> WHAT TO WORK ON
Give back only the lines from the one with "Output a JSON" through the last line of the data, exactly as they appear.
** Start STORED RECORDS **
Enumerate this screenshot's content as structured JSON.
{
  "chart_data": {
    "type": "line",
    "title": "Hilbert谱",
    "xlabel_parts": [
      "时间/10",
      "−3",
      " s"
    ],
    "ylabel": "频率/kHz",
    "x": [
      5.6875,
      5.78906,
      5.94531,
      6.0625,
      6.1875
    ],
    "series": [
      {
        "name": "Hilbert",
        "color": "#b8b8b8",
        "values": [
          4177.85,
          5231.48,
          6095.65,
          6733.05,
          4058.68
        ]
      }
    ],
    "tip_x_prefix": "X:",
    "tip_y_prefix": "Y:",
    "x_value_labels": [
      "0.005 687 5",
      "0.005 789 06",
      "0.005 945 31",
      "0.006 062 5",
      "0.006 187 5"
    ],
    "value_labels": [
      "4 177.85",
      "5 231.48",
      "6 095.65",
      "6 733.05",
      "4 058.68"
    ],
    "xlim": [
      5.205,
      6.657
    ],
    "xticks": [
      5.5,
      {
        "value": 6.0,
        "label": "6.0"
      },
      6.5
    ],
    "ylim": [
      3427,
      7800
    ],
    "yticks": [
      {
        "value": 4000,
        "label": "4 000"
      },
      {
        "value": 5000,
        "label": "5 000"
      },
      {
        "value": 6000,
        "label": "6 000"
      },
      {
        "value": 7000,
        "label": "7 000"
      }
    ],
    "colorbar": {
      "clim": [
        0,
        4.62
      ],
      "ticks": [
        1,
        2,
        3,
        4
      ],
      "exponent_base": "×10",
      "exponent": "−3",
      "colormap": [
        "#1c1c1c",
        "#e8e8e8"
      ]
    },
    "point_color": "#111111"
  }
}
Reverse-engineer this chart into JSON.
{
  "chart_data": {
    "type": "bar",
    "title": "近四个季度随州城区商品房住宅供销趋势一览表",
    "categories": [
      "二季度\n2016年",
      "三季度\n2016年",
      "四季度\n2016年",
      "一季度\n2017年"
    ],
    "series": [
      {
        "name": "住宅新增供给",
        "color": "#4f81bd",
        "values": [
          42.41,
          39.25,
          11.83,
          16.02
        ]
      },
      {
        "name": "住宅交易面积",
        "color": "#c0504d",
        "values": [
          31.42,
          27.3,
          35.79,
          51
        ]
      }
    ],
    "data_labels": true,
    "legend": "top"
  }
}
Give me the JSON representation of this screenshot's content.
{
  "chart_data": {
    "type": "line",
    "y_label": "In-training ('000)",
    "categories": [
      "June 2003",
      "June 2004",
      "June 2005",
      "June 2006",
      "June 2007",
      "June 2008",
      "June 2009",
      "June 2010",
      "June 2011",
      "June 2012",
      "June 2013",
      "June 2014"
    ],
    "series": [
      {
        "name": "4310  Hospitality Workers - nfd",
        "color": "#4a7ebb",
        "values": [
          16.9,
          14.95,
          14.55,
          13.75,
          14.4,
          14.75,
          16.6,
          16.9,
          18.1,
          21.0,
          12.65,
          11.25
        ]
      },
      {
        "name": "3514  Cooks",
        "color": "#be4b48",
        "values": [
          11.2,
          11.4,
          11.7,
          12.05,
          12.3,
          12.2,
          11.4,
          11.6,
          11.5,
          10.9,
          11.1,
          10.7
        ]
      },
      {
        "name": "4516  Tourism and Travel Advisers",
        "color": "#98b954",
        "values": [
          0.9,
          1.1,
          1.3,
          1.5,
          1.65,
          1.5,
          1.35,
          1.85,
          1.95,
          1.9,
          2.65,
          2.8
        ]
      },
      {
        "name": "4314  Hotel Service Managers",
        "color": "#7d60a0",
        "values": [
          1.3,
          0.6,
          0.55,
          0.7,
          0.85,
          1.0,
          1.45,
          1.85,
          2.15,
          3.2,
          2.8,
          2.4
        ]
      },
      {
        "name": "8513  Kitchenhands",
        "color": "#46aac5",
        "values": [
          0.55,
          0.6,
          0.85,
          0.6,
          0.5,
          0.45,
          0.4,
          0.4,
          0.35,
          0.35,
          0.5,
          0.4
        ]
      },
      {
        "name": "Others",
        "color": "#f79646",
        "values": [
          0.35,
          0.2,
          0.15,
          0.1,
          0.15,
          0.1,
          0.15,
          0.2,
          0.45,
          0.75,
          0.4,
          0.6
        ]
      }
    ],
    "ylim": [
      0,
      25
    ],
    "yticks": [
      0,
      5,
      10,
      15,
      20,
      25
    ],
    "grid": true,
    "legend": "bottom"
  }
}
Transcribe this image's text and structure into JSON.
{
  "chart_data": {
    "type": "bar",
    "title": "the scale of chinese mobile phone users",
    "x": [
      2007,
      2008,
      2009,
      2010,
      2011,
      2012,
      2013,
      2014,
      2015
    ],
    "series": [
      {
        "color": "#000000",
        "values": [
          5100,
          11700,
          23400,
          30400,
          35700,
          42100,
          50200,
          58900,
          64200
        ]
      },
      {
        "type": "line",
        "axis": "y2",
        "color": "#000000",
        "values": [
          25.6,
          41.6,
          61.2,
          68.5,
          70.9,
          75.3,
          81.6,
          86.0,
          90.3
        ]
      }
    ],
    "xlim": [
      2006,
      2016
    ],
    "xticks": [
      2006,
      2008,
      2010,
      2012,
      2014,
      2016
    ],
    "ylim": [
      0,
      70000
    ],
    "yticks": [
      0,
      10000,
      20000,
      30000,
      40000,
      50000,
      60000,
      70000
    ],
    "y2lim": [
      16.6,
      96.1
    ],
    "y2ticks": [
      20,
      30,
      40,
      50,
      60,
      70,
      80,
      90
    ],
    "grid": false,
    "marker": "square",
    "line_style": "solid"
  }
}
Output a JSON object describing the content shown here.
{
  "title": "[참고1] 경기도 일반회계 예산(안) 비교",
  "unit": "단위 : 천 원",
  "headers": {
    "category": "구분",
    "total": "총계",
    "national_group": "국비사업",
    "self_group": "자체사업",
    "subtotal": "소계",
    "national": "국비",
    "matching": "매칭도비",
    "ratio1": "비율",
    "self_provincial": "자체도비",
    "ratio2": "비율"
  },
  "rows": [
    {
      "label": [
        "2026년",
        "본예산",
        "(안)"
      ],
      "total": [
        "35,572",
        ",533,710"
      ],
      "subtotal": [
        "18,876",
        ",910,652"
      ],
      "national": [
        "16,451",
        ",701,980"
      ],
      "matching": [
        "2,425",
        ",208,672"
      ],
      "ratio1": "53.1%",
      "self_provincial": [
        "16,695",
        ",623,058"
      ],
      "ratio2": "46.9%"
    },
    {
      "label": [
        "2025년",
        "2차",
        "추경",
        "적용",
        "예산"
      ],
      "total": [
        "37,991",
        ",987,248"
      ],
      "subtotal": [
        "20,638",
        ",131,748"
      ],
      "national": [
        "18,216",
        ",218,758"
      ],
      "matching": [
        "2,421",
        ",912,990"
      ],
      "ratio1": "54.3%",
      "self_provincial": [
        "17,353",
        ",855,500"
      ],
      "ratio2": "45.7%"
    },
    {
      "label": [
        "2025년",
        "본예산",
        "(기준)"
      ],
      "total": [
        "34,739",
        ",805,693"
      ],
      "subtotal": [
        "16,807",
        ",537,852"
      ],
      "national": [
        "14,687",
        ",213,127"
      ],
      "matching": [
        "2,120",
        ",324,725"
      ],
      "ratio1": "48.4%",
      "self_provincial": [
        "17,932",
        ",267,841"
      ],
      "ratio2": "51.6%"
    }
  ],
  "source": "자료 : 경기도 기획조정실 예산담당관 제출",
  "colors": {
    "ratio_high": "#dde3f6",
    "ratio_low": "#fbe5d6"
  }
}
** End STORED RECORDS **
> WRITTEN REPLY
Output a JSON object describing the content shown here.
{
  "title": "[참고1] 경기도 일반회계 예산(안) 비교",
  "unit": "단위 : 천 원",
  "headers": {
    "category": "구분",
    "total": "총계",
    "national_group": "국비사업",
    "self_group": "자체사업",
    "subtotal": "소계",
    "national": "국비",
    "matching": "매칭도비",
    "ratio1": "비율",
    "self_provincial": "자체도비",
    "ratio2": "비율"
  },
  "rows": [
    {
      "label": [
        "2026년",
        "본예산",
        "(안)"
      ],
      "total": [
        "35,572",
        ",533,710"
      ],
      "subtotal": [
        "18,876",
        ",910,652"
      ],
      "national": [
        "16,451",
        ",701,980"
      ],
      "matching": [
        "2,425",
        ",208,672"
      ],
      "ratio1": "53.1%",
      "self_provincial": [
        "16,695",
        ",623,058"
      ],
      "ratio2": "46.9%"
    },
    {
      "label": [
        "2025년",
        "2차",
        "추경",
        "적용",
        "예산"
      ],
      "total": [
        "37,991",
        ",987,248"
      ],
      "subtotal": [
        "20,638",
        ",131,748"
      ],
      "national": [
        "18,216",
        ",218,758"
      ],
      "matching": [
        "2,421",
        ",912,990"
      ],
      "ratio1": "54.3%",
      "self_provincial": [
        "17,353",
        ",855,500"
      ],
      "ratio2": "45.7%"
    },
    {
      "label": [
        "2025년",
        "본예산",
        "(기준)"
      ],
      "total": [
        "34,739",
        ",805,693"
      ],
      "subtotal": [
        "16,807",
        ",537,852"
      ],
      "national": [
        "14,687",
        ",213,127"
      ],
      "matching": [
        "2,120",
        ",324,725"
      ],
      "ratio1": "48.4%",
      "self_provincial": [
        "17,932",
        ",267,841"
      ],
      "ratio2": "51.6%"
    }
  ],
  "source": "자료 : 경기도 기획조정실 예산담당관 제출",
  "colors": {
    "ratio_high": "#dde3f6",
    "ratio_low": "#fbe5d6"
  }
}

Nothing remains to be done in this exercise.